Given exercise
Write out each line exactly as given. Leave the pictures out of your copy.

[Start of Extracted data]

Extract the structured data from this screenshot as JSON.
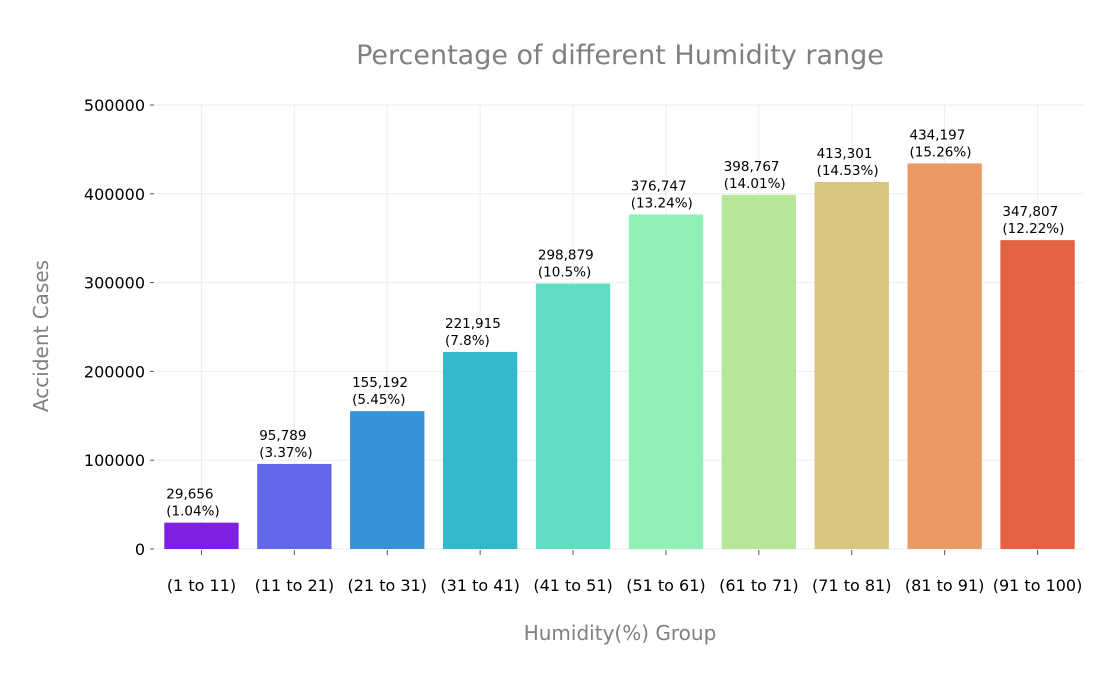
{
  "chart_data": {
    "type": "bar",
    "title": "Percentage of different Humidity range",
    "xlabel": "Humidity(%) Group",
    "ylabel": "Accident Cases",
    "categories": [
      "(1 to 11)",
      "(11 to 21)",
      "(21 to 31)",
      "(31 to 41)",
      "(41 to 51)",
      "(51 to 61)",
      "(61 to 71)",
      "(71 to 81)",
      "(81 to 91)",
      "(91 to 100)"
    ],
    "values": [
      29656,
      95789,
      155192,
      221915,
      298879,
      376747,
      398767,
      413301,
      434197,
      347807
    ],
    "value_labels": [
      "29,656",
      "95,789",
      "155,192",
      "221,915",
      "298,879",
      "376,747",
      "398,767",
      "413,301",
      "434,197",
      "347,807"
    ],
    "percent_labels": [
      "(1.04%)",
      "(3.37%)",
      "(5.45%)",
      "(7.8%)",
      "(10.5%)",
      "(13.24%)",
      "(14.01%)",
      "(14.53%)",
      "(15.26%)",
      "(12.22%)"
    ],
    "colors": [
      "#7f1fe0",
      "#6266e7",
      "#3793d9",
      "#33b8cc",
      "#60ddc2",
      "#91f0b6",
      "#b6e69a",
      "#d8c680",
      "#ea9b64",
      "#e36243"
    ],
    "yticks": [
      0,
      100000,
      200000,
      300000,
      400000,
      500000
    ],
    "ytick_labels": [
      "0",
      "100000",
      "200000",
      "300000",
      "400000",
      "500000"
    ],
    "ylim": [
      0,
      500000
    ],
    "grid": true
  }
}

[End of Extracted data]

Task solution
Extract the structured data from this screenshot as JSON.
{
  "chart_data": {
    "type": "bar",
    "title": "Percentage of different Humidity range",
    "xlabel": "Humidity(%) Group",
    "ylabel": "Accident Cases",
    "categories": [
      "(1 to 11)",
      "(11 to 21)",
      "(21 to 31)",
      "(31 to 41)",
      "(41 to 51)",
      "(51 to 61)",
      "(61 to 71)",
      "(71 to 81)",
      "(81 to 91)",
      "(91 to 100)"
    ],
    "values": [
      29656,
      95789,
      155192,
      221915,
      298879,
      376747,
      398767,
      413301,
      434197,
      347807
    ],
    "value_labels": [
      "29,656",
      "95,789",
      "155,192",
      "221,915",
      "298,879",
      "376,747",
      "398,767",
      "413,301",
      "434,197",
      "347,807"
    ],
    "percent_labels": [
      "(1.04%)",
      "(3.37%)",
      "(5.45%)",
      "(7.8%)",
      "(10.5%)",
      "(13.24%)",
      "(14.01%)",
      "(14.53%)",
      "(15.26%)",
      "(12.22%)"
    ],
    "colors": [
      "#7f1fe0",
      "#6266e7",
      "#3793d9",
      "#33b8cc",
      "#60ddc2",
      "#91f0b6",
      "#b6e69a",
      "#d8c680",
      "#ea9b64",
      "#e36243"
    ],
    "yticks": [
      0,
      100000,
      200000,
      300000,
      400000,
      500000
    ],
    "ytick_labels": [
      "0",
      "100000",
      "200000",
      "300000",
      "400000",
      "500000"
    ],
    "ylim": [
      0,
      500000
    ],
    "grid": true
  }
}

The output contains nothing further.